> EXERCISE DIRECTIONS:
Images excluded, repeat each entry below exactly.

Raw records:

:::::

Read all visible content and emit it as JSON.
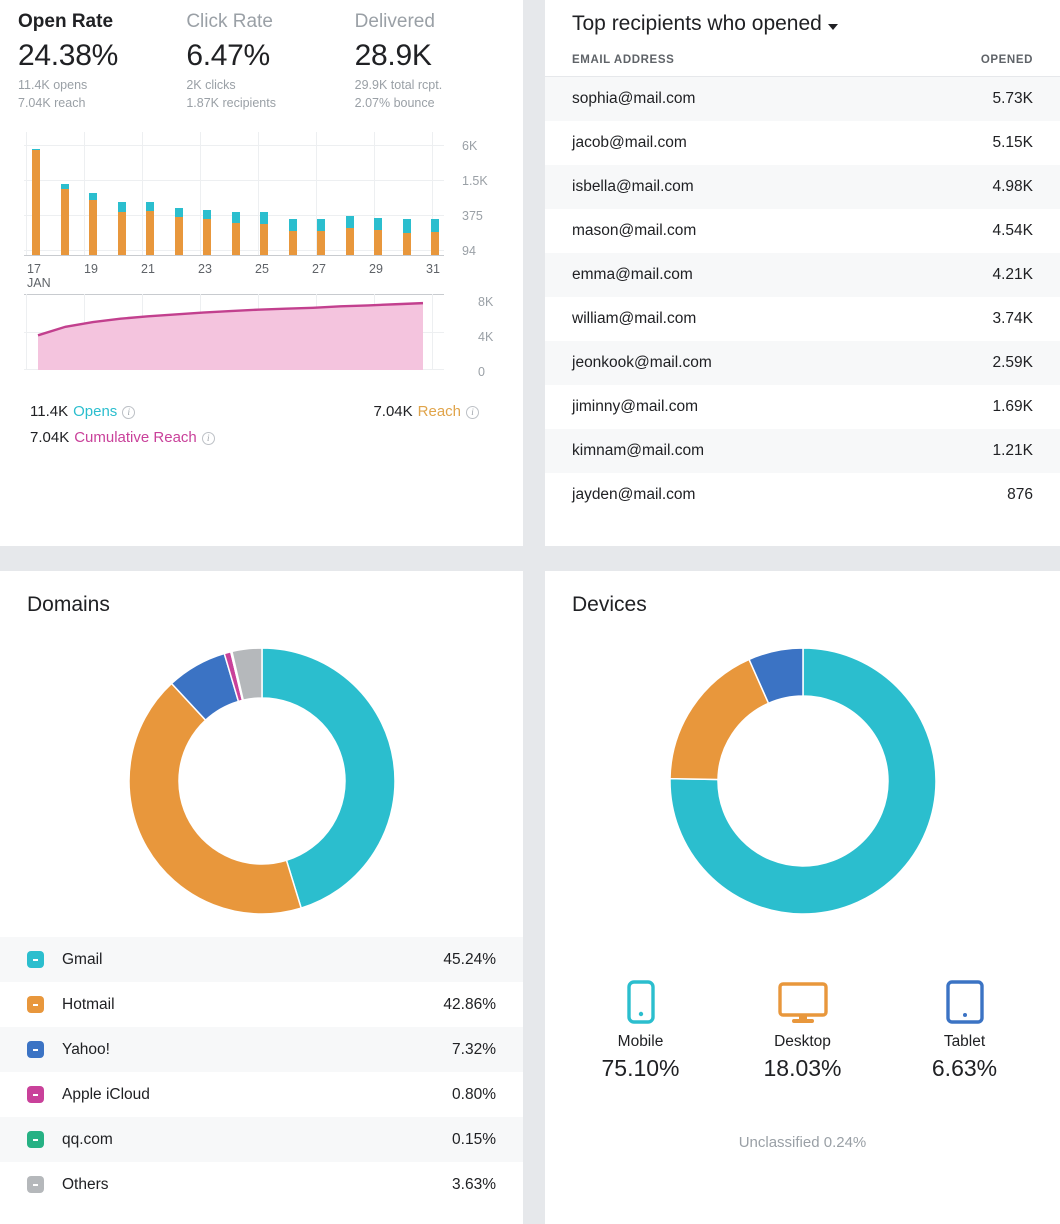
{
  "kpis": [
    {
      "label": "Open Rate",
      "value": "24.38%",
      "sub1": "11.4K opens",
      "sub2": "7.04K reach"
    },
    {
      "label": "Click Rate",
      "value": "6.47%",
      "sub1": "2K clicks",
      "sub2": "1.87K recipients"
    },
    {
      "label": "Delivered",
      "value": "28.9K",
      "sub1": "29.9K total rcpt.",
      "sub2": "2.07% bounce"
    }
  ],
  "legend": {
    "opens_value": "11.4K",
    "opens_label": "Opens",
    "reach_value": "7.04K",
    "reach_label": "Reach",
    "cumulative_value": "7.04K",
    "cumulative_label": "Cumulative Reach",
    "info_glyph": "i"
  },
  "recipients": {
    "title": "Top recipients who opened",
    "columns": {
      "email": "EMAIL ADDRESS",
      "opened": "OPENED"
    },
    "rows": [
      {
        "email": "sophia@mail.com",
        "opened": "5.73K"
      },
      {
        "email": "jacob@mail.com",
        "opened": "5.15K"
      },
      {
        "email": "isbella@mail.com",
        "opened": "4.98K"
      },
      {
        "email": "mason@mail.com",
        "opened": "4.54K"
      },
      {
        "email": "emma@mail.com",
        "opened": "4.21K"
      },
      {
        "email": "william@mail.com",
        "opened": "3.74K"
      },
      {
        "email": "jeonkook@mail.com",
        "opened": "2.59K"
      },
      {
        "email": "jiminny@mail.com",
        "opened": "1.69K"
      },
      {
        "email": "kimnam@mail.com",
        "opened": "1.21K"
      },
      {
        "email": "jayden@mail.com",
        "opened": "876"
      }
    ]
  },
  "domains": {
    "title": "Domains"
  },
  "devices": {
    "title": "Devices",
    "items": [
      {
        "name": "Mobile",
        "pct": "75.10%",
        "icon": "mobile-phone-icon",
        "color": "#2BBECE"
      },
      {
        "name": "Desktop",
        "pct": "18.03%",
        "icon": "desktop-monitor-icon",
        "color": "#E8973C"
      },
      {
        "name": "Tablet",
        "pct": "6.63%",
        "icon": "tablet-icon",
        "color": "#3B73C4"
      }
    ],
    "unclassified": "Unclassified 0.24%"
  },
  "colors": {
    "teal": "#2BBECE",
    "orange": "#E8973C",
    "blue": "#3B73C4",
    "magenta": "#C9419A",
    "green": "#26B184",
    "gray": "#B5B8BB",
    "pink_line": "#C2408E",
    "pink_fill": "#F4C4DE",
    "card_bg": "#FFFFFF",
    "page_bg": "#E6E8EB"
  },
  "chart_data": [
    {
      "type": "bar",
      "title": "",
      "stacked": true,
      "xlabel": "",
      "ylabel": "",
      "categories": [
        "17",
        "18",
        "19",
        "20",
        "21",
        "22",
        "23",
        "24",
        "25",
        "26",
        "27",
        "28",
        "29",
        "30",
        "31"
      ],
      "month_label": "JAN",
      "xtick_labels": [
        "17",
        "19",
        "21",
        "23",
        "25",
        "27",
        "29",
        "31"
      ],
      "ytick_labels": [
        "6K",
        "1.5K",
        "375",
        "94"
      ],
      "yscale": "log",
      "series": [
        {
          "name": "Opens",
          "color": "#E8973C",
          "values": [
            5200,
            900,
            560,
            330,
            340,
            260,
            240,
            200,
            195,
            140,
            138,
            158,
            148,
            130,
            132
          ]
        },
        {
          "name": "Reach",
          "color": "#2BBECE",
          "values": [
            140,
            240,
            190,
            175,
            165,
            130,
            120,
            130,
            125,
            100,
            98,
            110,
            105,
            105,
            105
          ]
        }
      ]
    },
    {
      "type": "area",
      "title": "",
      "name": "Cumulative Reach",
      "line_color": "#C2408E",
      "fill_color": "#F4C4DE",
      "ytick_labels": [
        "8K",
        "4K",
        "0"
      ],
      "ylim": [
        0,
        8000
      ],
      "x": [
        "17",
        "18",
        "19",
        "20",
        "21",
        "22",
        "23",
        "24",
        "25",
        "26",
        "27",
        "28",
        "29",
        "30",
        "31"
      ],
      "values": [
        3650,
        4550,
        5050,
        5400,
        5650,
        5850,
        6050,
        6200,
        6350,
        6450,
        6550,
        6700,
        6800,
        6920,
        7040
      ]
    },
    {
      "type": "pie",
      "title": "Domains",
      "donut": true,
      "labels": [
        "Gmail",
        "Hotmail",
        "Yahoo!",
        "Apple iCloud",
        "qq.com",
        "Others"
      ],
      "values": [
        45.24,
        42.86,
        7.32,
        0.8,
        0.15,
        3.63
      ],
      "display_values": [
        "45.24%",
        "42.86%",
        "7.32%",
        "0.80%",
        "0.15%",
        "3.63%"
      ],
      "colors": [
        "#2BBECE",
        "#E8973C",
        "#3B73C4",
        "#C9419A",
        "#26B184",
        "#B5B8BB"
      ]
    },
    {
      "type": "pie",
      "title": "Devices",
      "donut": true,
      "labels": [
        "Mobile",
        "Desktop",
        "Tablet"
      ],
      "values": [
        75.1,
        18.03,
        6.63
      ],
      "display_values": [
        "75.10%",
        "18.03%",
        "6.63%"
      ],
      "colors": [
        "#2BBECE",
        "#E8973C",
        "#3B73C4"
      ]
    }
  ]
}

:::::

> EXERCISE SOLUTION:
Read all visible content and emit it as JSON.
{
  "kpis": [
    {
      "label": "Open Rate",
      "value": "24.38%",
      "sub1": "11.4K opens",
      "sub2": "7.04K reach"
    },
    {
      "label": "Click Rate",
      "value": "6.47%",
      "sub1": "2K clicks",
      "sub2": "1.87K recipients"
    },
    {
      "label": "Delivered",
      "value": "28.9K",
      "sub1": "29.9K total rcpt.",
      "sub2": "2.07% bounce"
    }
  ],
  "legend": {
    "opens_value": "11.4K",
    "opens_label": "Opens",
    "reach_value": "7.04K",
    "reach_label": "Reach",
    "cumulative_value": "7.04K",
    "cumulative_label": "Cumulative Reach",
    "info_glyph": "i"
  },
  "recipients": {
    "title": "Top recipients who opened",
    "columns": {
      "email": "EMAIL ADDRESS",
      "opened": "OPENED"
    },
    "rows": [
      {
        "email": "sophia@mail.com",
        "opened": "5.73K"
      },
      {
        "email": "jacob@mail.com",
        "opened": "5.15K"
      },
      {
        "email": "isbella@mail.com",
        "opened": "4.98K"
      },
      {
        "email": "mason@mail.com",
        "opened": "4.54K"
      },
      {
        "email": "emma@mail.com",
        "opened": "4.21K"
      },
      {
        "email": "william@mail.com",
        "opened": "3.74K"
      },
      {
        "email": "jeonkook@mail.com",
        "opened": "2.59K"
      },
      {
        "email": "jiminny@mail.com",
        "opened": "1.69K"
      },
      {
        "email": "kimnam@mail.com",
        "opened": "1.21K"
      },
      {
        "email": "jayden@mail.com",
        "opened": "876"
      }
    ]
  },
  "domains": {
    "title": "Domains"
  },
  "devices": {
    "title": "Devices",
    "items": [
      {
        "name": "Mobile",
        "pct": "75.10%",
        "icon": "mobile-phone-icon",
        "color": "#2BBECE"
      },
      {
        "name": "Desktop",
        "pct": "18.03%",
        "icon": "desktop-monitor-icon",
        "color": "#E8973C"
      },
      {
        "name": "Tablet",
        "pct": "6.63%",
        "icon": "tablet-icon",
        "color": "#3B73C4"
      }
    ],
    "unclassified": "Unclassified 0.24%"
  },
  "colors": {
    "teal": "#2BBECE",
    "orange": "#E8973C",
    "blue": "#3B73C4",
    "magenta": "#C9419A",
    "green": "#26B184",
    "gray": "#B5B8BB",
    "pink_line": "#C2408E",
    "pink_fill": "#F4C4DE",
    "card_bg": "#FFFFFF",
    "page_bg": "#E6E8EB"
  },
  "chart_data": [
    {
      "type": "bar",
      "title": "",
      "stacked": true,
      "xlabel": "",
      "ylabel": "",
      "categories": [
        "17",
        "18",
        "19",
        "20",
        "21",
        "22",
        "23",
        "24",
        "25",
        "26",
        "27",
        "28",
        "29",
        "30",
        "31"
      ],
      "month_label": "JAN",
      "xtick_labels": [
        "17",
        "19",
        "21",
        "23",
        "25",
        "27",
        "29",
        "31"
      ],
      "ytick_labels": [
        "6K",
        "1.5K",
        "375",
        "94"
      ],
      "yscale": "log",
      "series": [
        {
          "name": "Opens",
          "color": "#E8973C",
          "values": [
            5200,
            900,
            560,
            330,
            340,
            260,
            240,
            200,
            195,
            140,
            138,
            158,
            148,
            130,
            132
          ]
        },
        {
          "name": "Reach",
          "color": "#2BBECE",
          "values": [
            140,
            240,
            190,
            175,
            165,
            130,
            120,
            130,
            125,
            100,
            98,
            110,
            105,
            105,
            105
          ]
        }
      ]
    },
    {
      "type": "area",
      "title": "",
      "name": "Cumulative Reach",
      "line_color": "#C2408E",
      "fill_color": "#F4C4DE",
      "ytick_labels": [
        "8K",
        "4K",
        "0"
      ],
      "ylim": [
        0,
        8000
      ],
      "x": [
        "17",
        "18",
        "19",
        "20",
        "21",
        "22",
        "23",
        "24",
        "25",
        "26",
        "27",
        "28",
        "29",
        "30",
        "31"
      ],
      "values": [
        3650,
        4550,
        5050,
        5400,
        5650,
        5850,
        6050,
        6200,
        6350,
        6450,
        6550,
        6700,
        6800,
        6920,
        7040
      ]
    },
    {
      "type": "pie",
      "title": "Domains",
      "donut": true,
      "labels": [
        "Gmail",
        "Hotmail",
        "Yahoo!",
        "Apple iCloud",
        "qq.com",
        "Others"
      ],
      "values": [
        45.24,
        42.86,
        7.32,
        0.8,
        0.15,
        3.63
      ],
      "display_values": [
        "45.24%",
        "42.86%",
        "7.32%",
        "0.80%",
        "0.15%",
        "3.63%"
      ],
      "colors": [
        "#2BBECE",
        "#E8973C",
        "#3B73C4",
        "#C9419A",
        "#26B184",
        "#B5B8BB"
      ]
    },
    {
      "type": "pie",
      "title": "Devices",
      "donut": true,
      "labels": [
        "Mobile",
        "Desktop",
        "Tablet"
      ],
      "values": [
        75.1,
        18.03,
        6.63
      ],
      "display_values": [
        "75.10%",
        "18.03%",
        "6.63%"
      ],
      "colors": [
        "#2BBECE",
        "#E8973C",
        "#3B73C4"
      ]
    }
  ]
}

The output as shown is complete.